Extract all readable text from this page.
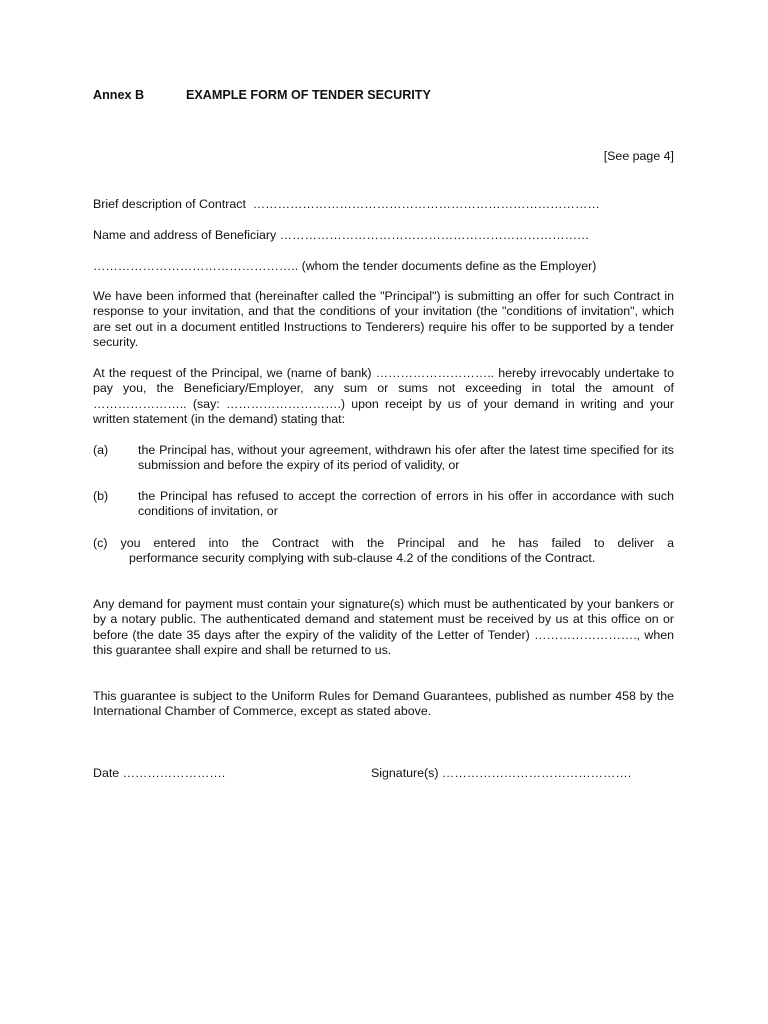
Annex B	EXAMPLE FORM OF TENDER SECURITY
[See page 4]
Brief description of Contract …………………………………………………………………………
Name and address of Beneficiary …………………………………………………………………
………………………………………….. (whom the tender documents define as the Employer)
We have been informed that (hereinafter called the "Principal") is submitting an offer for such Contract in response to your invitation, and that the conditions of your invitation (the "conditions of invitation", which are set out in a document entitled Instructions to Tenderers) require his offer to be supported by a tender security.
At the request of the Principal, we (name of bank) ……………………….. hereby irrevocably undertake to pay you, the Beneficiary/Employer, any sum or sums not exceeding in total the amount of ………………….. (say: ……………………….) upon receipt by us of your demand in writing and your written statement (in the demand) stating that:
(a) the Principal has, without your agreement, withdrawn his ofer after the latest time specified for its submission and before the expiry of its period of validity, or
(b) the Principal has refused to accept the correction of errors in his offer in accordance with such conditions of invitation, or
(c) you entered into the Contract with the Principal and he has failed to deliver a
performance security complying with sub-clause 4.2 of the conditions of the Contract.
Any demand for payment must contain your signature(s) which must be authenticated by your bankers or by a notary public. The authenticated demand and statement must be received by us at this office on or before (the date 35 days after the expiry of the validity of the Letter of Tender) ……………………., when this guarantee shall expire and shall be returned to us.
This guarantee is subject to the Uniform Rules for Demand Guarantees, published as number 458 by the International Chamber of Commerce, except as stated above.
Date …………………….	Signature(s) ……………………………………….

■ ■ ■ ■

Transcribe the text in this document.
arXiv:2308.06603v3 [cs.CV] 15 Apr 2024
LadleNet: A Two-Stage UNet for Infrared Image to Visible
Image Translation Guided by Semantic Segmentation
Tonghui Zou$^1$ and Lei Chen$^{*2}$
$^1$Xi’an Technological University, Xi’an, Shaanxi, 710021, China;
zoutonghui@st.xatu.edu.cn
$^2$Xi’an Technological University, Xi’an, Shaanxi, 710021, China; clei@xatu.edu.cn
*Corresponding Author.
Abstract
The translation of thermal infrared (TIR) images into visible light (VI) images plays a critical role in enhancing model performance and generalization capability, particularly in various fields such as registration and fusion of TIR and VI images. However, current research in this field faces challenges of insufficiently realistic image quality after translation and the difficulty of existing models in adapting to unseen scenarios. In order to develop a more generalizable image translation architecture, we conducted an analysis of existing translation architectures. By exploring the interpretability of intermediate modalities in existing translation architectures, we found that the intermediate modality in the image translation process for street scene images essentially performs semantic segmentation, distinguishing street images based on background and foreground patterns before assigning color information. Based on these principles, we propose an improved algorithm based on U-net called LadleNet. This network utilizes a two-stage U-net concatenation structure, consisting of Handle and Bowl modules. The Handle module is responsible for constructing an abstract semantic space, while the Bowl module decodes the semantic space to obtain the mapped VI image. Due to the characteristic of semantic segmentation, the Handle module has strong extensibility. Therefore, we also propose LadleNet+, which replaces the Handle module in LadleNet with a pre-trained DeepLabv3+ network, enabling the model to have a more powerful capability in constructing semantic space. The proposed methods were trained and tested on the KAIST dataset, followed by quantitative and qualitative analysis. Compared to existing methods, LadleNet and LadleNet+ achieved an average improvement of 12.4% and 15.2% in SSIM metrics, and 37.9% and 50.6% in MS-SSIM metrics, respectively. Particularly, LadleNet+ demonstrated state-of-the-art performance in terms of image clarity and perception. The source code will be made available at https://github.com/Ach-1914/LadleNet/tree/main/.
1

■ ■ ■ ■

• **THE EXERCISE**:
Count how many lines of the material hold the string "University". Give the number and nothing more.

• **THE REPLY**:
2